• Extracted material:
══════════════════════════════

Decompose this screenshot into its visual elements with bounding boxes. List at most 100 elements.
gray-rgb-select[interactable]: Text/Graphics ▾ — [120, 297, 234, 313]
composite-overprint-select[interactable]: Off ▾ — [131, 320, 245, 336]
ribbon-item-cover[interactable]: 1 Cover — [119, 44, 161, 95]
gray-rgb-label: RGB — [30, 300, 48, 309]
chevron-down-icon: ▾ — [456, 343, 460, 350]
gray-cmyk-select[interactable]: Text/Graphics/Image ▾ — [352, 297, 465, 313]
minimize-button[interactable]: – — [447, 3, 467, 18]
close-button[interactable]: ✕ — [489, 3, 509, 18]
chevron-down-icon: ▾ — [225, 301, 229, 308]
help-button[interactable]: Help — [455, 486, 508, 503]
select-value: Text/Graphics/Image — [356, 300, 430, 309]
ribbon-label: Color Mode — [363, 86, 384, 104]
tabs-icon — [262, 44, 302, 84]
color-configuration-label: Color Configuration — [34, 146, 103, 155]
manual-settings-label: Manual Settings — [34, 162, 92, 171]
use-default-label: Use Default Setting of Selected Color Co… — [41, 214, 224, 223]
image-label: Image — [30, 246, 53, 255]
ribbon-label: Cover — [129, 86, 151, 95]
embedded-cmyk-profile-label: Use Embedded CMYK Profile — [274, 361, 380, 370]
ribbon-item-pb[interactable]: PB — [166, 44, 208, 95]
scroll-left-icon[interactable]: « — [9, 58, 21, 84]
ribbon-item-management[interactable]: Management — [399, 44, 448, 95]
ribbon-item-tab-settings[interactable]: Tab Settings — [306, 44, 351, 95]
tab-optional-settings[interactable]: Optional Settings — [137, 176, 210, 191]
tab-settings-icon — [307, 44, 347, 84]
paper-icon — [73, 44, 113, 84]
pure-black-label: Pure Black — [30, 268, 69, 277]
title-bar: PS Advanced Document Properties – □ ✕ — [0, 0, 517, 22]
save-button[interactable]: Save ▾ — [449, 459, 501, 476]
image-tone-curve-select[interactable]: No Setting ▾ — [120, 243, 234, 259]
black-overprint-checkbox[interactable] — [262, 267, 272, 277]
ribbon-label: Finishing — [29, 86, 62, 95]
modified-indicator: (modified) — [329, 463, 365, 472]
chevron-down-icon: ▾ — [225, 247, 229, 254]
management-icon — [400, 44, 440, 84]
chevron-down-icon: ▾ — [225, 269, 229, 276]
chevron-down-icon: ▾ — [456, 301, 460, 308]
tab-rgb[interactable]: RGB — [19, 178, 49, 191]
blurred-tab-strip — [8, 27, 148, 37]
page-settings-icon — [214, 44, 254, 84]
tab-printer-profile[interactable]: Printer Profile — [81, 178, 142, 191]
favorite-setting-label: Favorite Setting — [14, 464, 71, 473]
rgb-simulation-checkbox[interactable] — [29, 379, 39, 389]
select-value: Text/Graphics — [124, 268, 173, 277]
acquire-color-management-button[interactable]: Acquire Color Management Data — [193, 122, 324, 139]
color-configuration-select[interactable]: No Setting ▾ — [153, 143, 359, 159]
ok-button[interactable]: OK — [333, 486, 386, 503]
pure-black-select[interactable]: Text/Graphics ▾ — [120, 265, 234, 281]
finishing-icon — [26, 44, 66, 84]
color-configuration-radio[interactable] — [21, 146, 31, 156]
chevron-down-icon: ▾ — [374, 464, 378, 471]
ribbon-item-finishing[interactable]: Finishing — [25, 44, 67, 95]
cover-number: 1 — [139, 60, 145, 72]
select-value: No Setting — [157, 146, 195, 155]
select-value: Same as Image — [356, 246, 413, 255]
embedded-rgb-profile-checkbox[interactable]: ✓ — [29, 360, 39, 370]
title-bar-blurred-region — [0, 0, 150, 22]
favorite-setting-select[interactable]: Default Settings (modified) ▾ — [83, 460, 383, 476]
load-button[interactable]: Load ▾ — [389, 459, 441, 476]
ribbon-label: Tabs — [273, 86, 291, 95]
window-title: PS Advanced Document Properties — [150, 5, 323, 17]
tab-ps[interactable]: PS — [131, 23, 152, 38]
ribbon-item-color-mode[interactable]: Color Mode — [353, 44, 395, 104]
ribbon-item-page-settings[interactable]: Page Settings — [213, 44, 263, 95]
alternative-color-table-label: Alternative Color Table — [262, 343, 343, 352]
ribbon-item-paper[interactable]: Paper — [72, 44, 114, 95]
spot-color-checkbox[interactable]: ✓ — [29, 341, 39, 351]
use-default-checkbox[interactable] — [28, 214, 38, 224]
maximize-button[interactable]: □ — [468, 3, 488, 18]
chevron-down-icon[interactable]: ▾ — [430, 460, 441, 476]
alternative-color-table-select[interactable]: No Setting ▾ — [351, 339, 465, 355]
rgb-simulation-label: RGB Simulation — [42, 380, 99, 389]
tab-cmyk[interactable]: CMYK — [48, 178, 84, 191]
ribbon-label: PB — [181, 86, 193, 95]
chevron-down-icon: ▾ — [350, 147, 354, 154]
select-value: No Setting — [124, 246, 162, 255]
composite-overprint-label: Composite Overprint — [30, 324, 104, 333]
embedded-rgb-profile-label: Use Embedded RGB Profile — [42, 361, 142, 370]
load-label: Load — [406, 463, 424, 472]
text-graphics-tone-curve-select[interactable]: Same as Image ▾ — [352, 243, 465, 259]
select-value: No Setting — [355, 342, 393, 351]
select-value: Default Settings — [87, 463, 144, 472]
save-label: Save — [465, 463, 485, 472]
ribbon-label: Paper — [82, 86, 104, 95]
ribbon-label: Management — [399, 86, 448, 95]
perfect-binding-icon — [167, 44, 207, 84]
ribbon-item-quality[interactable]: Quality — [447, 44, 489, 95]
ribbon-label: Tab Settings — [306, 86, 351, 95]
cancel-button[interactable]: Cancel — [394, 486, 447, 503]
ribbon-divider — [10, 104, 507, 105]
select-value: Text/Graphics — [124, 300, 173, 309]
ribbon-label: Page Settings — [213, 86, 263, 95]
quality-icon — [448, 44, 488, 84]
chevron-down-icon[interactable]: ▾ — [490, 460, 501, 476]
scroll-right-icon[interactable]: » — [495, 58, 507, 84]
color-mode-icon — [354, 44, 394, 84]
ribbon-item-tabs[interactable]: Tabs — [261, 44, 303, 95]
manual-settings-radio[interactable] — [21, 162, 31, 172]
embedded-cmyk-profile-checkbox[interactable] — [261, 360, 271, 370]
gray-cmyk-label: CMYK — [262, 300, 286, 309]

══════════════════════════════

• Aim: Gather every line of the items above that contains the string "gray". Case counts.

• The completed task:
gray-rgb-select[interactable]: Text/Graphics ▾ — [120, 297, 234, 313]
gray-rgb-label: RGB — [30, 300, 48, 309]
gray-cmyk-select[interactable]: Text/Graphics/Image ▾ — [352, 297, 465, 313]
gray-cmyk-label: CMYK — [262, 300, 286, 309]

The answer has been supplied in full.